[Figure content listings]
** Begin **

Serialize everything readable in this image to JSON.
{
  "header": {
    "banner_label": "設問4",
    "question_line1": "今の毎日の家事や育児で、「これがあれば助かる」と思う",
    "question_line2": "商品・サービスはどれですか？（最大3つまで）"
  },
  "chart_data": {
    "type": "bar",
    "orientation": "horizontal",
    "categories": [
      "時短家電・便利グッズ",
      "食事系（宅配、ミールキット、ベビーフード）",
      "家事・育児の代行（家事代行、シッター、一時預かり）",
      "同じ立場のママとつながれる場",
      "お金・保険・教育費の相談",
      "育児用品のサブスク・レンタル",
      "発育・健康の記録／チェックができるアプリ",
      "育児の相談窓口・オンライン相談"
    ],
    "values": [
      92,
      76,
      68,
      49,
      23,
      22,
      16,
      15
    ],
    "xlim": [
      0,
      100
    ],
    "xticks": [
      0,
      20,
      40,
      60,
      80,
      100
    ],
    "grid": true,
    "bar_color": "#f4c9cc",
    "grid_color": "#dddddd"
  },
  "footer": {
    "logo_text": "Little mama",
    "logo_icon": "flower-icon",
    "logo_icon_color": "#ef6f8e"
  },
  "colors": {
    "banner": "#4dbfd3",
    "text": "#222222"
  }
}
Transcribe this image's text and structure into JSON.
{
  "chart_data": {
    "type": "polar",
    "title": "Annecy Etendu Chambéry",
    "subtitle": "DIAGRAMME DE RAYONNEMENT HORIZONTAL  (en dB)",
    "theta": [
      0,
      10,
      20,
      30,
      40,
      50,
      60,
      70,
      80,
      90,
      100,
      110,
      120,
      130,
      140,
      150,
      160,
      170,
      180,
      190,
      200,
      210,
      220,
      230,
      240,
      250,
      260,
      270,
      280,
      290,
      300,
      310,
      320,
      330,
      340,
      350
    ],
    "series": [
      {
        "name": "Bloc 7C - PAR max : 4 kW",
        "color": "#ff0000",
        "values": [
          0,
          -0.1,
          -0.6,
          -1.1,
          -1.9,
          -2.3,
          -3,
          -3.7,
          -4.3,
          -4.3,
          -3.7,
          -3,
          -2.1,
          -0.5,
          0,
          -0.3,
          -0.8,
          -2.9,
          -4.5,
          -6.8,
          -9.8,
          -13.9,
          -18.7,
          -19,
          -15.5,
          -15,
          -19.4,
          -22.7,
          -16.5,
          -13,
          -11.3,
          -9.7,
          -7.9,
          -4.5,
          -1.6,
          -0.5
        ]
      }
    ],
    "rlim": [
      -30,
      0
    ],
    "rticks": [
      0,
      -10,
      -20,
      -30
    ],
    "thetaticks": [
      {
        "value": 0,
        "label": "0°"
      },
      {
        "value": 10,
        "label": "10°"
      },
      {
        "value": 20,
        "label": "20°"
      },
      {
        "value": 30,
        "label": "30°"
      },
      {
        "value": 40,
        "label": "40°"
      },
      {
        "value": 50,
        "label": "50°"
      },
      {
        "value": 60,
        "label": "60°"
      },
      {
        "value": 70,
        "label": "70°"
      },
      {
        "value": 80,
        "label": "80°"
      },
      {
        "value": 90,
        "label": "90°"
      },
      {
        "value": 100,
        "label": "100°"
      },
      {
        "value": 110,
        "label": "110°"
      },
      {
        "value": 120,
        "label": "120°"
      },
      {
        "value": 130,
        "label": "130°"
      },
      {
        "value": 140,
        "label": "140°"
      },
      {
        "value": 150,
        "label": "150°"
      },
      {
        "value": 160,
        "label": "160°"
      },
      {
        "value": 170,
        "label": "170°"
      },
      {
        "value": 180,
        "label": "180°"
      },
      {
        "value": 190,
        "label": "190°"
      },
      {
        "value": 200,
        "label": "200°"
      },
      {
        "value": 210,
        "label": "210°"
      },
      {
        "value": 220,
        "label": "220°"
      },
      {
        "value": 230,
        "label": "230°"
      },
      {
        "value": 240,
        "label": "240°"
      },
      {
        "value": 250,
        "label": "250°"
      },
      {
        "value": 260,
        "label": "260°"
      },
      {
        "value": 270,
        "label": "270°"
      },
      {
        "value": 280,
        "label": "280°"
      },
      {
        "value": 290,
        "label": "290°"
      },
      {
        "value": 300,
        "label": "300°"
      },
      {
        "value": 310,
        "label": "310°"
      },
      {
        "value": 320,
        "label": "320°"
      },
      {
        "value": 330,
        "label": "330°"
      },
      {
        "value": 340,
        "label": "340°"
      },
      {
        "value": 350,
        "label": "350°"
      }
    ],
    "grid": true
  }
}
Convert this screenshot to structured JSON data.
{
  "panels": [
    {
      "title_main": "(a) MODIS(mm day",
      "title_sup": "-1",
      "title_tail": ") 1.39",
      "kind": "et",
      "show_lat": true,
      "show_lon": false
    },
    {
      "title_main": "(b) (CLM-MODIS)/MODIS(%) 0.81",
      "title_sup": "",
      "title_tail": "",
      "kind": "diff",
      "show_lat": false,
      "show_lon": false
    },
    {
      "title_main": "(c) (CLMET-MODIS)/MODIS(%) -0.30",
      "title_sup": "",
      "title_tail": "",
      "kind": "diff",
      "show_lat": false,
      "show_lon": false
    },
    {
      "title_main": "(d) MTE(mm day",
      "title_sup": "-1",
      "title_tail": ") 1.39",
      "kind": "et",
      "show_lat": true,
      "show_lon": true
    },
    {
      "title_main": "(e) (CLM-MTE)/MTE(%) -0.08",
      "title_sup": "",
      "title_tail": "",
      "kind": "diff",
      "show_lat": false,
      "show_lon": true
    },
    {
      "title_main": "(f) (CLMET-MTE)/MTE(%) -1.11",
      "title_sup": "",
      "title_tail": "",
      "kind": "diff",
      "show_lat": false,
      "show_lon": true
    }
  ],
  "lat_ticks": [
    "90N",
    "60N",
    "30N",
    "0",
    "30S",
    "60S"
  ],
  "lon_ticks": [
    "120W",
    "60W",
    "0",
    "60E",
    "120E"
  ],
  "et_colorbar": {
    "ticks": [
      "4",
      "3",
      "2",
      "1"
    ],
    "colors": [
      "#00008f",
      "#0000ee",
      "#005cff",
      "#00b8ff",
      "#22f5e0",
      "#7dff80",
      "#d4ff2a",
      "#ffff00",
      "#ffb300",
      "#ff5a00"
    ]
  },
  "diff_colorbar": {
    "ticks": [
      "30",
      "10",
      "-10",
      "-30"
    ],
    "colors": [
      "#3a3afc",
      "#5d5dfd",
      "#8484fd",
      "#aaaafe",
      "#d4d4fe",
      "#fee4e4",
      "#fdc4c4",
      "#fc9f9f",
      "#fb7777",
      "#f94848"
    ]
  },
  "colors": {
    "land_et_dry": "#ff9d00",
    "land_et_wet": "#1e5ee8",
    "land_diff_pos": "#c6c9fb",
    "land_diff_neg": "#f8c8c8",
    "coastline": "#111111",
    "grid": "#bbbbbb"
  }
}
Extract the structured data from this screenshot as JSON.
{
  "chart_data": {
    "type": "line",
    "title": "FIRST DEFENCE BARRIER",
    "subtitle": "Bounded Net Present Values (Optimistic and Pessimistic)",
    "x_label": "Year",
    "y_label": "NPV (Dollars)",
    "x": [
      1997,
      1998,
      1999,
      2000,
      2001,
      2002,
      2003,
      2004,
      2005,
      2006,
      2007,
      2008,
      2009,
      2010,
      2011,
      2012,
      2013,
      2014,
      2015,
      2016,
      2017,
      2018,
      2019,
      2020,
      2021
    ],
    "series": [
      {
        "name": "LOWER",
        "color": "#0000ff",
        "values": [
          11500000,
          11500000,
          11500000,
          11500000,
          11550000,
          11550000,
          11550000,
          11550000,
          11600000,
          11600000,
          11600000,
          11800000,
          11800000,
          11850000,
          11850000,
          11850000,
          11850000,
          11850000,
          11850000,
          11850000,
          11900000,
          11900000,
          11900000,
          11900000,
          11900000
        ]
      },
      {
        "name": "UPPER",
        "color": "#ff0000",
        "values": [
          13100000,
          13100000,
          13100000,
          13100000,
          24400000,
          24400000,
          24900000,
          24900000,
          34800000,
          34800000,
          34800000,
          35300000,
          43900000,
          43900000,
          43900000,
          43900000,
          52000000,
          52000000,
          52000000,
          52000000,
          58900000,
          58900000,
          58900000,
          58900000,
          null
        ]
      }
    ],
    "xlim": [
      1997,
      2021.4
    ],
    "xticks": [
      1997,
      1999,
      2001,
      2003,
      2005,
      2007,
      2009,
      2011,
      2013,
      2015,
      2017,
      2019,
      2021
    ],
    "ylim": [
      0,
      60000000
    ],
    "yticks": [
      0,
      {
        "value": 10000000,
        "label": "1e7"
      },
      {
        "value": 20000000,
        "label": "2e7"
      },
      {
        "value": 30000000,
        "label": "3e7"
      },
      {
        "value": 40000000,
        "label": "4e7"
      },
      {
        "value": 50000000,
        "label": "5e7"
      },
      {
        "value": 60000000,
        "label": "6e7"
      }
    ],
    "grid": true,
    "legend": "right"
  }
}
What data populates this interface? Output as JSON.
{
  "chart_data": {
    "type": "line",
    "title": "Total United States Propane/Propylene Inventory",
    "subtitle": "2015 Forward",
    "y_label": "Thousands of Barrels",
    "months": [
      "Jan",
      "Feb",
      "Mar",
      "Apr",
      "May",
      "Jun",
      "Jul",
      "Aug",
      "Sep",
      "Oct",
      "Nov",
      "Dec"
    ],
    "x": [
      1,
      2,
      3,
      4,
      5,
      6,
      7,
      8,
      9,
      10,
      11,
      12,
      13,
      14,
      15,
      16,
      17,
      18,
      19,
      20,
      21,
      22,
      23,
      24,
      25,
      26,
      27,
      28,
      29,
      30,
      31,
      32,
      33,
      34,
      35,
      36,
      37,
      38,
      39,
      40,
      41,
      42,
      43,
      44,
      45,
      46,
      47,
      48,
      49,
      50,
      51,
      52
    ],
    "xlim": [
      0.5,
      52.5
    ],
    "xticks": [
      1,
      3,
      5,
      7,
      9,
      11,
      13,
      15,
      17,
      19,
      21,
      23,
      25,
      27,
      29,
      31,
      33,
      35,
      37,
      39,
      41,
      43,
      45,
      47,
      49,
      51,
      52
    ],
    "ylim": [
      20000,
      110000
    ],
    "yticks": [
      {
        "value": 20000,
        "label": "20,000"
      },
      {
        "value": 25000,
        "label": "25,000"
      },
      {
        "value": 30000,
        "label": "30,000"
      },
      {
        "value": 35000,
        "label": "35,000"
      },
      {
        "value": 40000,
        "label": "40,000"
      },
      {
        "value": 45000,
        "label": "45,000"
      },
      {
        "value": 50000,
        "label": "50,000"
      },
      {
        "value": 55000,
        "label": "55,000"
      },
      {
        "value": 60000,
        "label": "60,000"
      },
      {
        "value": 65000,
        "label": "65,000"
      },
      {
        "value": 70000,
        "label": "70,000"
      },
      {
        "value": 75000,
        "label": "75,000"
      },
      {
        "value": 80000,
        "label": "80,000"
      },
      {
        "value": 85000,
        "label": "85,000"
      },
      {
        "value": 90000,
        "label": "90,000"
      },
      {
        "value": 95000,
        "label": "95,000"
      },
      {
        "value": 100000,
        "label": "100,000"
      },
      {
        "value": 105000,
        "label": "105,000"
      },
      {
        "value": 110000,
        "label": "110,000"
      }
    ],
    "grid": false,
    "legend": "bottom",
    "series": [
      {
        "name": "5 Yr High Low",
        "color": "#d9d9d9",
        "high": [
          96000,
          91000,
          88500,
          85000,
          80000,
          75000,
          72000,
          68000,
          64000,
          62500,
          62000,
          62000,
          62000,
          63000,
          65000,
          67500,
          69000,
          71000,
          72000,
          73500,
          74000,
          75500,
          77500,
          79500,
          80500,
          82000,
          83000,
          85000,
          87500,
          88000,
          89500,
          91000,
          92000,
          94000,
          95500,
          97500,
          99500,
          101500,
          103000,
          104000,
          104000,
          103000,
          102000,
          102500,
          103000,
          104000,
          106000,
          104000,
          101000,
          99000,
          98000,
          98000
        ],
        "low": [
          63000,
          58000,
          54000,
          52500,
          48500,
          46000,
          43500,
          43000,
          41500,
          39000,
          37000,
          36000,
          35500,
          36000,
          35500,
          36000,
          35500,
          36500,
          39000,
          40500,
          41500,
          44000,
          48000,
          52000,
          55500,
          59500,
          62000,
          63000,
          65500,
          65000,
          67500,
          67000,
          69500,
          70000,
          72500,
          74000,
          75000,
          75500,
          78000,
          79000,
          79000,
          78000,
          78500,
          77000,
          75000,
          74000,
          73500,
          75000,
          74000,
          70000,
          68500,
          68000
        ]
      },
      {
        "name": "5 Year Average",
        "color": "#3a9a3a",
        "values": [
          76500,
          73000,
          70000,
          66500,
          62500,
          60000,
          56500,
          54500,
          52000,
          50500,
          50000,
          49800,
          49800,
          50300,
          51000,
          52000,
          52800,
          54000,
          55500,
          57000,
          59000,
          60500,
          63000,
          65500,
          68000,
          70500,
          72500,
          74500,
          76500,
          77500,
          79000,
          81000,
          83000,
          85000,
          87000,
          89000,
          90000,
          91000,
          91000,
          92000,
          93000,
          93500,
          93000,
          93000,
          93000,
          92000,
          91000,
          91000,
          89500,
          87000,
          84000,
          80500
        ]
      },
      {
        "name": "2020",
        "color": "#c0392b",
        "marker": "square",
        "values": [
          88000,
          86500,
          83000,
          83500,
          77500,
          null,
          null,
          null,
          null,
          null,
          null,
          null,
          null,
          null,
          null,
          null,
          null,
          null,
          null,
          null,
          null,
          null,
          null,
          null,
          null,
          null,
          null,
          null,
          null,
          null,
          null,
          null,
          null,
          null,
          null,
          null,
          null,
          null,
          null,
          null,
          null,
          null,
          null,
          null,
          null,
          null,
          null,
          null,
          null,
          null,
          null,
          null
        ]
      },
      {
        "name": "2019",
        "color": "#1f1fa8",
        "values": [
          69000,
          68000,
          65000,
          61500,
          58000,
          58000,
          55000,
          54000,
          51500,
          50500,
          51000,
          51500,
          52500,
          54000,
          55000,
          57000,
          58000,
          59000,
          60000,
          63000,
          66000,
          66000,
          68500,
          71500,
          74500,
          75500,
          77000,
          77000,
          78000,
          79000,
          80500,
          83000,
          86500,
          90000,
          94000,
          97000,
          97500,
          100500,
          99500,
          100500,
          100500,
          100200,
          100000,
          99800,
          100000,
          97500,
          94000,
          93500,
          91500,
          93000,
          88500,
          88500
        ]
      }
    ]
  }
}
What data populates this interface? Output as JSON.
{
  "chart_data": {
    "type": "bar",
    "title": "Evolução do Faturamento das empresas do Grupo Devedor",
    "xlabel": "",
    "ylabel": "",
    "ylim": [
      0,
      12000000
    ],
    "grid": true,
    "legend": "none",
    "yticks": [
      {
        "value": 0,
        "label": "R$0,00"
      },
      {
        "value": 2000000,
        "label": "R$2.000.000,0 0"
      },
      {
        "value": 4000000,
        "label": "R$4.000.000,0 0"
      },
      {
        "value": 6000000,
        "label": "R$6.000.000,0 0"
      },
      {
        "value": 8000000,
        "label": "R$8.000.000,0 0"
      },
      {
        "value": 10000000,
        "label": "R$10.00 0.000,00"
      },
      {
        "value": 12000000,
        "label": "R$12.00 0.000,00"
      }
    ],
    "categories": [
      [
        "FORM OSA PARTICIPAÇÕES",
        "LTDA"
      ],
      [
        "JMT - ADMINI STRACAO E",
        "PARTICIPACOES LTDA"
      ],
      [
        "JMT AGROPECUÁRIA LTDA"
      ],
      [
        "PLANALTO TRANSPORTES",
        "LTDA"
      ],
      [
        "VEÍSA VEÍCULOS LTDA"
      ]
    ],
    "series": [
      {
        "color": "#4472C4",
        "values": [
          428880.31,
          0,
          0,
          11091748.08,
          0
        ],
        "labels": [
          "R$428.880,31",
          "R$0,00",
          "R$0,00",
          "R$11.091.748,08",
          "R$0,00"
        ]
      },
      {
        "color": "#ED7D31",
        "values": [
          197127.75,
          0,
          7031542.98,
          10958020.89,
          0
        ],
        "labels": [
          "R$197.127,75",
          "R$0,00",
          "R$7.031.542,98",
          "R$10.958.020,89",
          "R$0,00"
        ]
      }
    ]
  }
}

** End **

- Task directions
From the records, copy every line that has the string "image" in it.

- Task output
Serialize everything readable in this image to JSON.
Transcribe this image's text and structure into JSON.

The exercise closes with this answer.